→ WHAT THE TASK REQUIRES:
Without the images, write out the whole listing exactly.

--- start of ENTRIES SHOWN ---

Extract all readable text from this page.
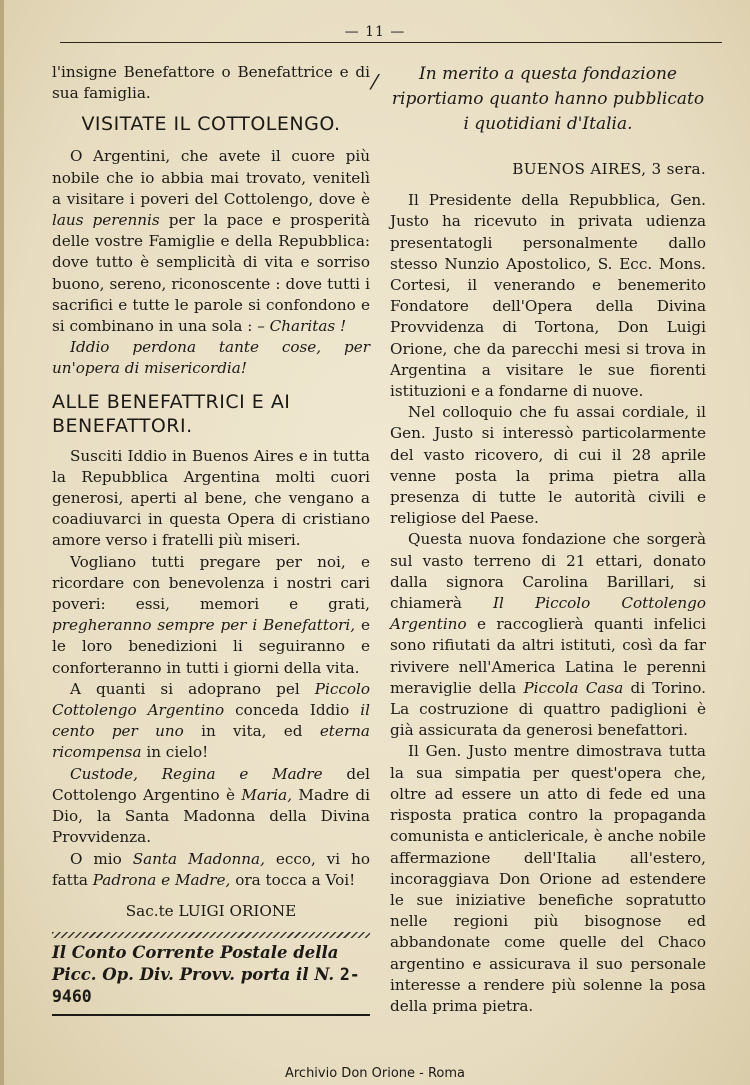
— 11 —

l'insigne Benefattore o Benefattrice e di sua famiglia.

VISITATE IL COTTOLENGO.

O Argentini, che avete il cuore più nobile che io abbia mai trovato, venitelì a visitare i poveri del Cottolengo, dove è laus perennis per la pace e prosperità delle vostre Famiglie e della Repubblica: dove tutto è semplicità di vita e sorriso buono, sereno, riconoscente : dove tutti i sacrifici e tutte le parole si confondono e si combinano in una sola : – Charitas !

Iddio perdona tante cose, per un'opera di misericordia!

ALLE BENEFATTRICI E AI BENEFATTORI.

Susciti Iddio in Buenos Aires e in tutta la Repubblica Argentina molti cuori generosi, aperti al bene, che vengano a coadiuvarci in questa Opera di cristiano amore verso i fratelli più miseri.

Vogliano tutti pregare per noi, e ricordare con benevolenza i nostri cari poveri: essi, memori e grati, pregheranno sempre per i Benefattori, e le loro benedizioni li seguiranno e conforteranno in tutti i giorni della vita.

A quanti si adoprano pel Piccolo Cottolengo Argentino conceda Iddio il cento per uno in vita, ed eterna ricompensa in cielo!

Custode, Regina e Madre del Cottolengo Argentino è Maria, Madre di Dio, la Santa Madonna della Divina Provvidenza.

O mio Santa Madonna, ecco, vi ho fatta Padrona e Madre, ora tocca a Voi!

Sac.te LUIGI ORIONE

Il Conto Corrente Postale della Picc. Op. Div. Provv. porta il N. 2-9460

In merito a questa fondazione riportiamo quanto hanno pubblicato i quotidiani d'Italia.

BUENOS AIRES, 3 sera.

Il Presidente della Repubblica, Gen. Justo ha ricevuto in privata udienza presentatogli personalmente dallo stesso Nunzio Apostolico, S. Ecc. Mons. Cortesi, il venerando e benemerito Fondatore dell'Opera della Divina Provvidenza di Tortona, Don Luigi Orione, che da parecchi mesi si trova in Argentina a visitare le sue fiorenti istituzioni e a fondarne di nuove.

Nel colloquio che fu assai cordiale, il Gen. Justo si interessò particolarmente del vasto ricovero, di cui il 28 aprile venne posta la prima pietra alla presenza di tutte le autorità civili e religiose del Paese.

Questa nuova fondazione che sorgerà sul vasto terreno di 21 ettari, donato dalla signora Carolina Barillari, si chiamerà Il Piccolo Cottolengo Argentino e raccoglierà quanti infelici sono rifiutati da altri istituti, così da far rivivere nell'America Latina le perenni meraviglie della Piccola Casa di Torino. La costruzione di quattro padiglioni è già assicurata da generosi benefattori.

Il Gen. Justo mentre dimostrava tutta la sua simpatia per quest'opera che, oltre ad essere un atto di fede ed una risposta pratica contro la propaganda comunista e anticlericale, è anche nobile affermazione dell'Italia all'estero, incoraggiava Don Orione ad estendere le sue iniziative benefiche sopratutto nelle regioni più bisognose ed abbandonate come quelle del Chaco argentino e assicurava il suo personale interesse a rendere più solenne la posa della prima pietra.

⁄
Archivio Don Orione - Roma
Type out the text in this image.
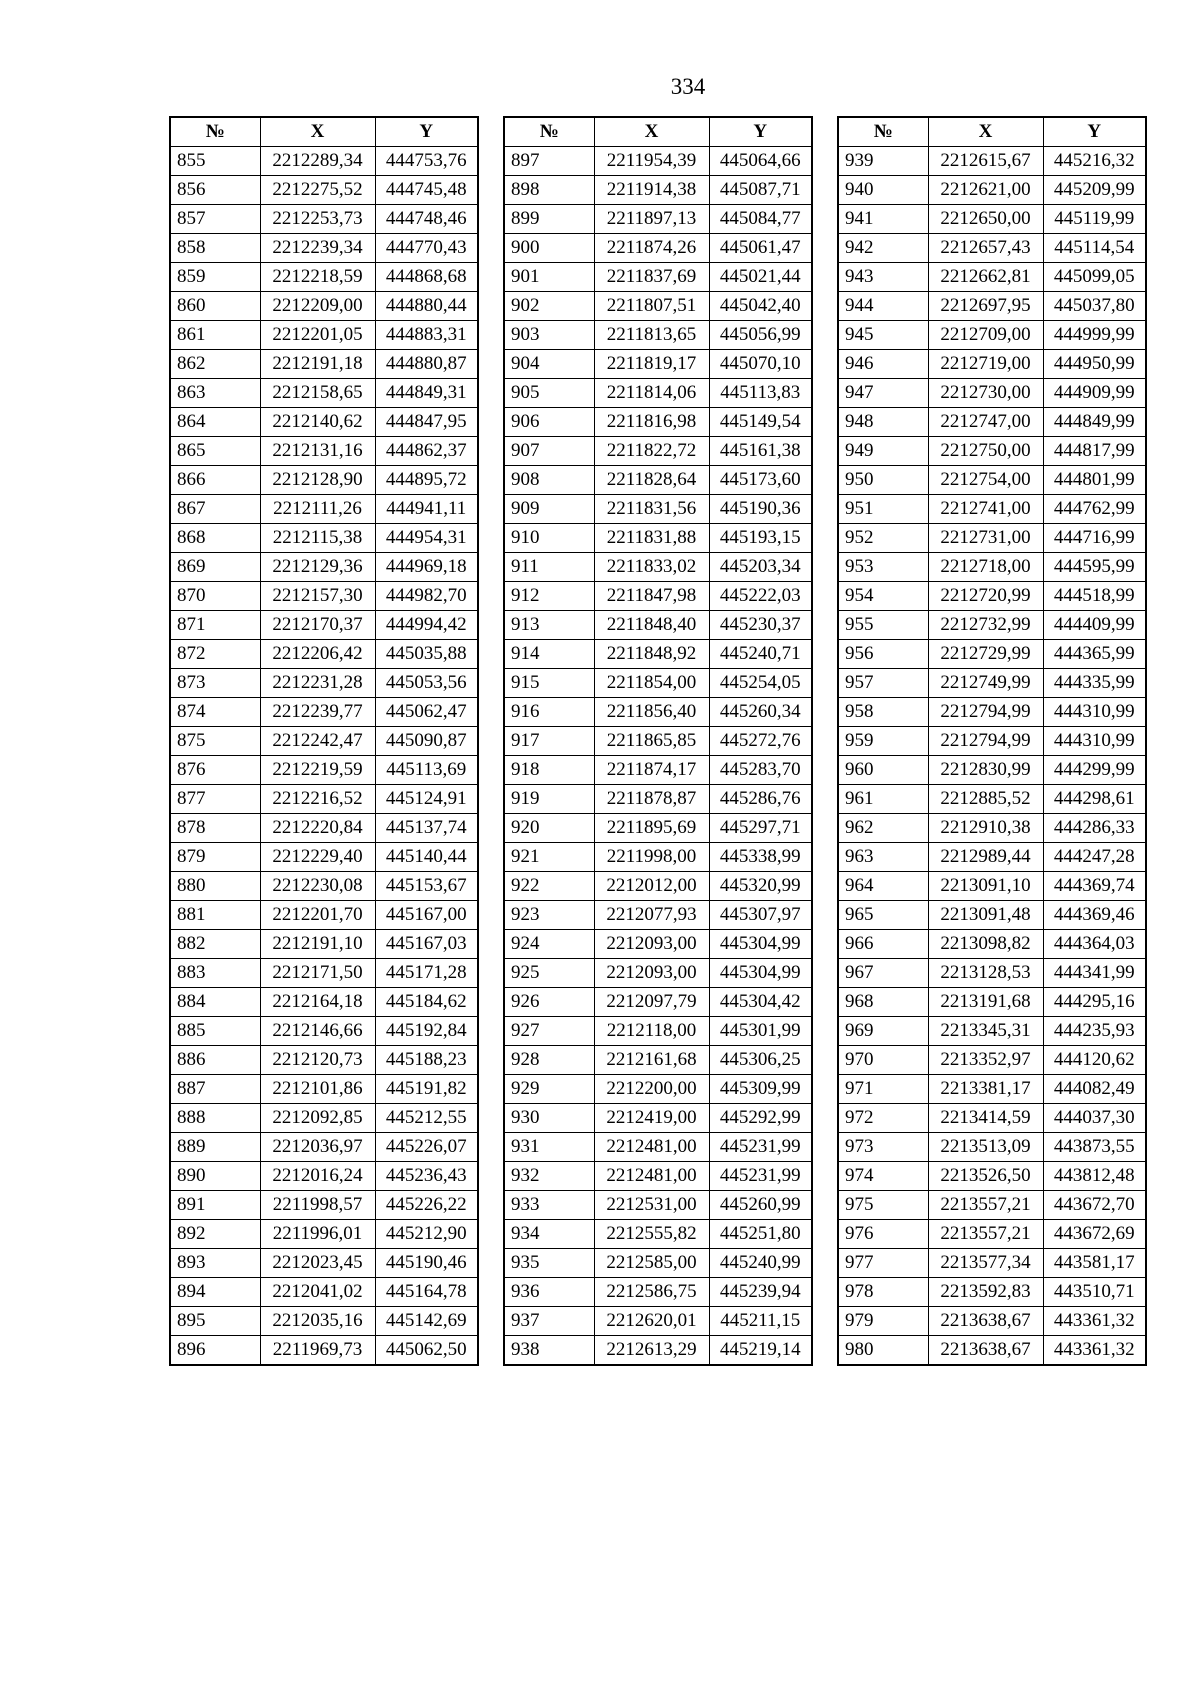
334
№	X	Y
855	2212289,34	444753,76
856	2212275,52	444745,48
857	2212253,73	444748,46
858	2212239,34	444770,43
859	2212218,59	444868,68
860	2212209,00	444880,44
861	2212201,05	444883,31
862	2212191,18	444880,87
863	2212158,65	444849,31
864	2212140,62	444847,95
865	2212131,16	444862,37
866	2212128,90	444895,72
867	2212111,26	444941,11
868	2212115,38	444954,31
869	2212129,36	444969,18
870	2212157,30	444982,70
871	2212170,37	444994,42
872	2212206,42	445035,88
873	2212231,28	445053,56
874	2212239,77	445062,47
875	2212242,47	445090,87
876	2212219,59	445113,69
877	2212216,52	445124,91
878	2212220,84	445137,74
879	2212229,40	445140,44
880	2212230,08	445153,67
881	2212201,70	445167,00
882	2212191,10	445167,03
883	2212171,50	445171,28
884	2212164,18	445184,62
885	2212146,66	445192,84
886	2212120,73	445188,23
887	2212101,86	445191,82
888	2212092,85	445212,55
889	2212036,97	445226,07
890	2212016,24	445236,43
891	2211998,57	445226,22
892	2211996,01	445212,90
893	2212023,45	445190,46
894	2212041,02	445164,78
895	2212035,16	445142,69
896	2211969,73	445062,50
№	X	Y
897	2211954,39	445064,66
898	2211914,38	445087,71
899	2211897,13	445084,77
900	2211874,26	445061,47
901	2211837,69	445021,44
902	2211807,51	445042,40
903	2211813,65	445056,99
904	2211819,17	445070,10
905	2211814,06	445113,83
906	2211816,98	445149,54
907	2211822,72	445161,38
908	2211828,64	445173,60
909	2211831,56	445190,36
910	2211831,88	445193,15
911	2211833,02	445203,34
912	2211847,98	445222,03
913	2211848,40	445230,37
914	2211848,92	445240,71
915	2211854,00	445254,05
916	2211856,40	445260,34
917	2211865,85	445272,76
918	2211874,17	445283,70
919	2211878,87	445286,76
920	2211895,69	445297,71
921	2211998,00	445338,99
922	2212012,00	445320,99
923	2212077,93	445307,97
924	2212093,00	445304,99
925	2212093,00	445304,99
926	2212097,79	445304,42
927	2212118,00	445301,99
928	2212161,68	445306,25
929	2212200,00	445309,99
930	2212419,00	445292,99
931	2212481,00	445231,99
932	2212481,00	445231,99
933	2212531,00	445260,99
934	2212555,82	445251,80
935	2212585,00	445240,99
936	2212586,75	445239,94
937	2212620,01	445211,15
938	2212613,29	445219,14
№	X	Y
939	2212615,67	445216,32
940	2212621,00	445209,99
941	2212650,00	445119,99
942	2212657,43	445114,54
943	2212662,81	445099,05
944	2212697,95	445037,80
945	2212709,00	444999,99
946	2212719,00	444950,99
947	2212730,00	444909,99
948	2212747,00	444849,99
949	2212750,00	444817,99
950	2212754,00	444801,99
951	2212741,00	444762,99
952	2212731,00	444716,99
953	2212718,00	444595,99
954	2212720,99	444518,99
955	2212732,99	444409,99
956	2212729,99	444365,99
957	2212749,99	444335,99
958	2212794,99	444310,99
959	2212794,99	444310,99
960	2212830,99	444299,99
961	2212885,52	444298,61
962	2212910,38	444286,33
963	2212989,44	444247,28
964	2213091,10	444369,74
965	2213091,48	444369,46
966	2213098,82	444364,03
967	2213128,53	444341,99
968	2213191,68	444295,16
969	2213345,31	444235,93
970	2213352,97	444120,62
971	2213381,17	444082,49
972	2213414,59	444037,30
973	2213513,09	443873,55
974	2213526,50	443812,48
975	2213557,21	443672,70
976	2213557,21	443672,69
977	2213577,34	443581,17
978	2213592,83	443510,71
979	2213638,67	443361,32
980	2213638,67	443361,32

--- end of ENTRIES SHOWN ---

→ EXERCISE RESPONSE:
Extract all readable text from this page.
— 11 —

l'insigne Benefattore o Benefattrice e di sua famiglia.

VISITATE IL COTTOLENGO.

O Argentini, che avete il cuore più nobile che io abbia mai trovato, venitelì a visitare i poveri del Cottolengo, dove è laus perennis per la pace e prosperità delle vostre Famiglie e della Repubblica: dove tutto è semplicità di vita e sorriso buono, sereno, riconoscente : dove tutti i sacrifici e tutte le parole si confondono e si combinano in una sola : – Charitas !

Iddio perdona tante cose, per un'opera di misericordia!

ALLE BENEFATTRICI E AI BENEFATTORI.

Susciti Iddio in Buenos Aires e in tutta la Repubblica Argentina molti cuori generosi, aperti al bene, che vengano a coadiuvarci in questa Opera di cristiano amore verso i fratelli più miseri.

Vogliano tutti pregare per noi, e ricordare con benevolenza i nostri cari poveri: essi, memori e grati, pregheranno sempre per i Benefattori, e le loro benedizioni li seguiranno e conforteranno in tutti i giorni della vita.

A quanti si adoprano pel Piccolo Cottolengo Argentino conceda Iddio il cento per uno in vita, ed eterna ricompensa in cielo!

Custode, Regina e Madre del Cottolengo Argentino è Maria, Madre di Dio, la Santa Madonna della Divina Provvidenza.

O mio Santa Madonna, ecco, vi ho fatta Padrona e Madre, ora tocca a Voi!

Sac.te LUIGI ORIONE

Il Conto Corrente Postale della Picc. Op. Div. Provv. porta il N. 2-9460

In merito a questa fondazione riportiamo quanto hanno pubblicato i quotidiani d'Italia.

BUENOS AIRES, 3 sera.

Il Presidente della Repubblica, Gen. Justo ha ricevuto in privata udienza presentatogli personalmente dallo stesso Nunzio Apostolico, S. Ecc. Mons. Cortesi, il venerando e benemerito Fondatore dell'Opera della Divina Provvidenza di Tortona, Don Luigi Orione, che da parecchi mesi si trova in Argentina a visitare le sue fiorenti istituzioni e a fondarne di nuove.

Nel colloquio che fu assai cordiale, il Gen. Justo si interessò particolarmente del vasto ricovero, di cui il 28 aprile venne posta la prima pietra alla presenza di tutte le autorità civili e religiose del Paese.

Questa nuova fondazione che sorgerà sul vasto terreno di 21 ettari, donato dalla signora Carolina Barillari, si chiamerà Il Piccolo Cottolengo Argentino e raccoglierà quanti infelici sono rifiutati da altri istituti, così da far rivivere nell'America Latina le perenni meraviglie della Piccola Casa di Torino. La costruzione di quattro padiglioni è già assicurata da generosi benefattori.

Il Gen. Justo mentre dimostrava tutta la sua simpatia per quest'opera che, oltre ad essere un atto di fede ed una risposta pratica contro la propaganda comunista e anticlericale, è anche nobile affermazione dell'Italia all'estero, incoraggiava Don Orione ad estendere le sue iniziative benefiche sopratutto nelle regioni più bisognose ed abbandonate come quelle del Chaco argentino e assicurava il suo personale interesse a rendere più solenne la posa della prima pietra.

⁄
Archivio Don Orione - Roma
Type out the text in this image.
334
№	X	Y
855	2212289,34	444753,76
856	2212275,52	444745,48
857	2212253,73	444748,46
858	2212239,34	444770,43
859	2212218,59	444868,68
860	2212209,00	444880,44
861	2212201,05	444883,31
862	2212191,18	444880,87
863	2212158,65	444849,31
864	2212140,62	444847,95
865	2212131,16	444862,37
866	2212128,90	444895,72
867	2212111,26	444941,11
868	2212115,38	444954,31
869	2212129,36	444969,18
870	2212157,30	444982,70
871	2212170,37	444994,42
872	2212206,42	445035,88
873	2212231,28	445053,56
874	2212239,77	445062,47
875	2212242,47	445090,87
876	2212219,59	445113,69
877	2212216,52	445124,91
878	2212220,84	445137,74
879	2212229,40	445140,44
880	2212230,08	445153,67
881	2212201,70	445167,00
882	2212191,10	445167,03
883	2212171,50	445171,28
884	2212164,18	445184,62
885	2212146,66	445192,84
886	2212120,73	445188,23
887	2212101,86	445191,82
888	2212092,85	445212,55
889	2212036,97	445226,07
890	2212016,24	445236,43
891	2211998,57	445226,22
892	2211996,01	445212,90
893	2212023,45	445190,46
894	2212041,02	445164,78
895	2212035,16	445142,69
896	2211969,73	445062,50
№	X	Y
897	2211954,39	445064,66
898	2211914,38	445087,71
899	2211897,13	445084,77
900	2211874,26	445061,47
901	2211837,69	445021,44
902	2211807,51	445042,40
903	2211813,65	445056,99
904	2211819,17	445070,10
905	2211814,06	445113,83
906	2211816,98	445149,54
907	2211822,72	445161,38
908	2211828,64	445173,60
909	2211831,56	445190,36
910	2211831,88	445193,15
911	2211833,02	445203,34
912	2211847,98	445222,03
913	2211848,40	445230,37
914	2211848,92	445240,71
915	2211854,00	445254,05
916	2211856,40	445260,34
917	2211865,85	445272,76
918	2211874,17	445283,70
919	2211878,87	445286,76
920	2211895,69	445297,71
921	2211998,00	445338,99
922	2212012,00	445320,99
923	2212077,93	445307,97
924	2212093,00	445304,99
925	2212093,00	445304,99
926	2212097,79	445304,42
927	2212118,00	445301,99
928	2212161,68	445306,25
929	2212200,00	445309,99
930	2212419,00	445292,99
931	2212481,00	445231,99
932	2212481,00	445231,99
933	2212531,00	445260,99
934	2212555,82	445251,80
935	2212585,00	445240,99
936	2212586,75	445239,94
937	2212620,01	445211,15
938	2212613,29	445219,14
№	X	Y
939	2212615,67	445216,32
940	2212621,00	445209,99
941	2212650,00	445119,99
942	2212657,43	445114,54
943	2212662,81	445099,05
944	2212697,95	445037,80
945	2212709,00	444999,99
946	2212719,00	444950,99
947	2212730,00	444909,99
948	2212747,00	444849,99
949	2212750,00	444817,99
950	2212754,00	444801,99
951	2212741,00	444762,99
952	2212731,00	444716,99
953	2212718,00	444595,99
954	2212720,99	444518,99
955	2212732,99	444409,99
956	2212729,99	444365,99
957	2212749,99	444335,99
958	2212794,99	444310,99
959	2212794,99	444310,99
960	2212830,99	444299,99
961	2212885,52	444298,61
962	2212910,38	444286,33
963	2212989,44	444247,28
964	2213091,10	444369,74
965	2213091,48	444369,46
966	2213098,82	444364,03
967	2213128,53	444341,99
968	2213191,68	444295,16
969	2213345,31	444235,93
970	2213352,97	444120,62
971	2213381,17	444082,49
972	2213414,59	444037,30
973	2213513,09	443873,55
974	2213526,50	443812,48
975	2213557,21	443672,70
976	2213557,21	443672,69
977	2213577,34	443581,17
978	2213592,83	443510,71
979	2213638,67	443361,32
980	2213638,67	443361,32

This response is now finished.